**Job**
Repeat the material exactly as it appears.

**Stored items from a collection**
━━━━━━━━━━━━━━━━
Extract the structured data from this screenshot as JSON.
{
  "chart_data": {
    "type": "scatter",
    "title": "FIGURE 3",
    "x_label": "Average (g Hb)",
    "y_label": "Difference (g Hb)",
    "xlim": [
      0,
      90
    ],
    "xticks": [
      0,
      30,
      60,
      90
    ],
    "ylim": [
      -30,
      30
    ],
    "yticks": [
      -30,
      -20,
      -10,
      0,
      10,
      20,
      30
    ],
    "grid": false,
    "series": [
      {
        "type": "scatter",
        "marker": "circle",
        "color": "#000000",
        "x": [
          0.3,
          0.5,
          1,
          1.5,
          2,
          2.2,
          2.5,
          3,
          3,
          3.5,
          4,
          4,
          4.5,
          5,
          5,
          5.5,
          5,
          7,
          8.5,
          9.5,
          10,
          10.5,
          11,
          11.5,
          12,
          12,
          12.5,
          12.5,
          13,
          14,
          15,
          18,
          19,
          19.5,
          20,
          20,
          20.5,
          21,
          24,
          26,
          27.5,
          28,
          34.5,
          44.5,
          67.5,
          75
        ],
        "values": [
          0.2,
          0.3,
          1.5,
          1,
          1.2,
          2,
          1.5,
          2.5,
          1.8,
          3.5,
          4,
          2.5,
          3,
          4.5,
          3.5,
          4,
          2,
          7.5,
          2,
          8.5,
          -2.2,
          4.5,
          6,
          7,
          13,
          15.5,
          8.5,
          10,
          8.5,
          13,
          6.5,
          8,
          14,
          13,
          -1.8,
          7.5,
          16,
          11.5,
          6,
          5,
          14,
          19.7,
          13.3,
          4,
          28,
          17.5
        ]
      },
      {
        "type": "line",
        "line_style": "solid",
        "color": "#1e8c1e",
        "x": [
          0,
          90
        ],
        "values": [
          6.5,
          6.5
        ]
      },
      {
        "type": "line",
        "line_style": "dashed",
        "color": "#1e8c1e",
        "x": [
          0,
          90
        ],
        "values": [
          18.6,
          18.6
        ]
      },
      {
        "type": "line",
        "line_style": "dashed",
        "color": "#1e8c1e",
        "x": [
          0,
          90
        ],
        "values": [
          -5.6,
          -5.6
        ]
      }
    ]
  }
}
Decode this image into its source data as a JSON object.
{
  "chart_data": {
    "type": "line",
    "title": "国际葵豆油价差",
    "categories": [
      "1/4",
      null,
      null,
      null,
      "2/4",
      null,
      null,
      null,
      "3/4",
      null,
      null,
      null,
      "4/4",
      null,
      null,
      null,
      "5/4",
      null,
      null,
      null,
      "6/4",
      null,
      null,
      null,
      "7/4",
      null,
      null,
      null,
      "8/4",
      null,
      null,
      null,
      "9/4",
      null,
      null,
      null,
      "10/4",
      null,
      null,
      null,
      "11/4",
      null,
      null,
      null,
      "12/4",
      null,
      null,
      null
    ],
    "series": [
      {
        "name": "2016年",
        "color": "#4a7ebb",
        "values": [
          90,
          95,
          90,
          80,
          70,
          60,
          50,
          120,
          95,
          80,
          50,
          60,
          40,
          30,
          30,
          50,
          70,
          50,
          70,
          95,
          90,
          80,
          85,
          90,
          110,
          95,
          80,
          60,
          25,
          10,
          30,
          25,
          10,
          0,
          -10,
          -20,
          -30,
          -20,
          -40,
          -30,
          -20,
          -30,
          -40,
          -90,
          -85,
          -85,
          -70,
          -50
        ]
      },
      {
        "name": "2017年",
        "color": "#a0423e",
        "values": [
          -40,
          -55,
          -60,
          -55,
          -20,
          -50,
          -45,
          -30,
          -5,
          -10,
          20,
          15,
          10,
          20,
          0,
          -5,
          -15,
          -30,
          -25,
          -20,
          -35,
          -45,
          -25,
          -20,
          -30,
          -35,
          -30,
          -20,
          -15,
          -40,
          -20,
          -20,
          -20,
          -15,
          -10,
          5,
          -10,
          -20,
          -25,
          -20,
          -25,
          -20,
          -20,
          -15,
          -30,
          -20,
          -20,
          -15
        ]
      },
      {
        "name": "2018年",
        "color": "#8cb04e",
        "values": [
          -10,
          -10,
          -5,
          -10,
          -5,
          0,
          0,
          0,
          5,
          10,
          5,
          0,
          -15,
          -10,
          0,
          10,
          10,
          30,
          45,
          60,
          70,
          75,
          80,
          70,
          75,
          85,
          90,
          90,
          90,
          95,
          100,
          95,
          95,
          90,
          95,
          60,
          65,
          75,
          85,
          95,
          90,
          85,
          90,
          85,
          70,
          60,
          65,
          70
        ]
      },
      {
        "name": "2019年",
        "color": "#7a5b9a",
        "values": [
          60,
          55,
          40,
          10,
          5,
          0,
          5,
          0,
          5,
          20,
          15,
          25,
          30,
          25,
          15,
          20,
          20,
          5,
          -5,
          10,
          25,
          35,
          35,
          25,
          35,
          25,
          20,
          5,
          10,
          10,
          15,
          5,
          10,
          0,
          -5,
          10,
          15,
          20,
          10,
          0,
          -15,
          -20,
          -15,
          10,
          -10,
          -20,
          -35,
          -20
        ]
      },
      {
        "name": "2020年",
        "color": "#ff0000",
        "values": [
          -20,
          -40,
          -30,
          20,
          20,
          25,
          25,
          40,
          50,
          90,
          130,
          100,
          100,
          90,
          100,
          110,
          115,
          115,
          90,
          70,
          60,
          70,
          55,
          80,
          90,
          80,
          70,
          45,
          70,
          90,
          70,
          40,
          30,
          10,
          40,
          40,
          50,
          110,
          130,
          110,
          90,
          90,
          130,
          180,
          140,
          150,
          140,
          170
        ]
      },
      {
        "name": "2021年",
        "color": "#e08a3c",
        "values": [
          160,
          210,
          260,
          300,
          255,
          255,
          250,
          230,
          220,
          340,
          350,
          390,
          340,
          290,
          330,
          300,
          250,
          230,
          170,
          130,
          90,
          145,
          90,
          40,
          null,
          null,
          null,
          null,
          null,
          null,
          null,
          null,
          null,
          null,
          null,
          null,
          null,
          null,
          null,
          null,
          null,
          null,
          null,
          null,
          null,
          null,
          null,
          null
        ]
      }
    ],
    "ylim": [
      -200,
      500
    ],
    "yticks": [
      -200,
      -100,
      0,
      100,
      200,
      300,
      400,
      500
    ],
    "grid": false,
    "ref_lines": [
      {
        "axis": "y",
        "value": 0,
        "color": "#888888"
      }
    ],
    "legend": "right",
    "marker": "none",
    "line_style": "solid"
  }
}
━━━━━━━━━━━━━━━━
**Finished exercise**
Extract the structured data from this screenshot as JSON.
{
  "chart_data": {
    "type": "scatter",
    "title": "FIGURE 3",
    "x_label": "Average (g Hb)",
    "y_label": "Difference (g Hb)",
    "xlim": [
      0,
      90
    ],
    "xticks": [
      0,
      30,
      60,
      90
    ],
    "ylim": [
      -30,
      30
    ],
    "yticks": [
      -30,
      -20,
      -10,
      0,
      10,
      20,
      30
    ],
    "grid": false,
    "series": [
      {
        "type": "scatter",
        "marker": "circle",
        "color": "#000000",
        "x": [
          0.3,
          0.5,
          1,
          1.5,
          2,
          2.2,
          2.5,
          3,
          3,
          3.5,
          4,
          4,
          4.5,
          5,
          5,
          5.5,
          5,
          7,
          8.5,
          9.5,
          10,
          10.5,
          11,
          11.5,
          12,
          12,
          12.5,
          12.5,
          13,
          14,
          15,
          18,
          19,
          19.5,
          20,
          20,
          20.5,
          21,
          24,
          26,
          27.5,
          28,
          34.5,
          44.5,
          67.5,
          75
        ],
        "values": [
          0.2,
          0.3,
          1.5,
          1,
          1.2,
          2,
          1.5,
          2.5,
          1.8,
          3.5,
          4,
          2.5,
          3,
          4.5,
          3.5,
          4,
          2,
          7.5,
          2,
          8.5,
          -2.2,
          4.5,
          6,
          7,
          13,
          15.5,
          8.5,
          10,
          8.5,
          13,
          6.5,
          8,
          14,
          13,
          -1.8,
          7.5,
          16,
          11.5,
          6,
          5,
          14,
          19.7,
          13.3,
          4,
          28,
          17.5
        ]
      },
      {
        "type": "line",
        "line_style": "solid",
        "color": "#1e8c1e",
        "x": [
          0,
          90
        ],
        "values": [
          6.5,
          6.5
        ]
      },
      {
        "type": "line",
        "line_style": "dashed",
        "color": "#1e8c1e",
        "x": [
          0,
          90
        ],
        "values": [
          18.6,
          18.6
        ]
      },
      {
        "type": "line",
        "line_style": "dashed",
        "color": "#1e8c1e",
        "x": [
          0,
          90
        ],
        "values": [
          -5.6,
          -5.6
        ]
      }
    ]
  }
}
Decode this image into its source data as a JSON object.
{
  "chart_data": {
    "type": "line",
    "title": "国际葵豆油价差",
    "categories": [
      "1/4",
      null,
      null,
      null,
      "2/4",
      null,
      null,
      null,
      "3/4",
      null,
      null,
      null,
      "4/4",
      null,
      null,
      null,
      "5/4",
      null,
      null,
      null,
      "6/4",
      null,
      null,
      null,
      "7/4",
      null,
      null,
      null,
      "8/4",
      null,
      null,
      null,
      "9/4",
      null,
      null,
      null,
      "10/4",
      null,
      null,
      null,
      "11/4",
      null,
      null,
      null,
      "12/4",
      null,
      null,
      null
    ],
    "series": [
      {
        "name": "2016年",
        "color": "#4a7ebb",
        "values": [
          90,
          95,
          90,
          80,
          70,
          60,
          50,
          120,
          95,
          80,
          50,
          60,
          40,
          30,
          30,
          50,
          70,
          50,
          70,
          95,
          90,
          80,
          85,
          90,
          110,
          95,
          80,
          60,
          25,
          10,
          30,
          25,
          10,
          0,
          -10,
          -20,
          -30,
          -20,
          -40,
          -30,
          -20,
          -30,
          -40,
          -90,
          -85,
          -85,
          -70,
          -50
        ]
      },
      {
        "name": "2017年",
        "color": "#a0423e",
        "values": [
          -40,
          -55,
          -60,
          -55,
          -20,
          -50,
          -45,
          -30,
          -5,
          -10,
          20,
          15,
          10,
          20,
          0,
          -5,
          -15,
          -30,
          -25,
          -20,
          -35,
          -45,
          -25,
          -20,
          -30,
          -35,
          -30,
          -20,
          -15,
          -40,
          -20,
          -20,
          -20,
          -15,
          -10,
          5,
          -10,
          -20,
          -25,
          -20,
          -25,
          -20,
          -20,
          -15,
          -30,
          -20,
          -20,
          -15
        ]
      },
      {
        "name": "2018年",
        "color": "#8cb04e",
        "values": [
          -10,
          -10,
          -5,
          -10,
          -5,
          0,
          0,
          0,
          5,
          10,
          5,
          0,
          -15,
          -10,
          0,
          10,
          10,
          30,
          45,
          60,
          70,
          75,
          80,
          70,
          75,
          85,
          90,
          90,
          90,
          95,
          100,
          95,
          95,
          90,
          95,
          60,
          65,
          75,
          85,
          95,
          90,
          85,
          90,
          85,
          70,
          60,
          65,
          70
        ]
      },
      {
        "name": "2019年",
        "color": "#7a5b9a",
        "values": [
          60,
          55,
          40,
          10,
          5,
          0,
          5,
          0,
          5,
          20,
          15,
          25,
          30,
          25,
          15,
          20,
          20,
          5,
          -5,
          10,
          25,
          35,
          35,
          25,
          35,
          25,
          20,
          5,
          10,
          10,
          15,
          5,
          10,
          0,
          -5,
          10,
          15,
          20,
          10,
          0,
          -15,
          -20,
          -15,
          10,
          -10,
          -20,
          -35,
          -20
        ]
      },
      {
        "name": "2020年",
        "color": "#ff0000",
        "values": [
          -20,
          -40,
          -30,
          20,
          20,
          25,
          25,
          40,
          50,
          90,
          130,
          100,
          100,
          90,
          100,
          110,
          115,
          115,
          90,
          70,
          60,
          70,
          55,
          80,
          90,
          80,
          70,
          45,
          70,
          90,
          70,
          40,
          30,
          10,
          40,
          40,
          50,
          110,
          130,
          110,
          90,
          90,
          130,
          180,
          140,
          150,
          140,
          170
        ]
      },
      {
        "name": "2021年",
        "color": "#e08a3c",
        "values": [
          160,
          210,
          260,
          300,
          255,
          255,
          250,
          230,
          220,
          340,
          350,
          390,
          340,
          290,
          330,
          300,
          250,
          230,
          170,
          130,
          90,
          145,
          90,
          40,
          null,
          null,
          null,
          null,
          null,
          null,
          null,
          null,
          null,
          null,
          null,
          null,
          null,
          null,
          null,
          null,
          null,
          null,
          null,
          null,
          null,
          null,
          null,
          null
        ]
      }
    ],
    "ylim": [
      -200,
      500
    ],
    "yticks": [
      -200,
      -100,
      0,
      100,
      200,
      300,
      400,
      500
    ],
    "grid": false,
    "ref_lines": [
      {
        "axis": "y",
        "value": 0,
        "color": "#888888"
      }
    ],
    "legend": "right",
    "marker": "none",
    "line_style": "solid"
  }
}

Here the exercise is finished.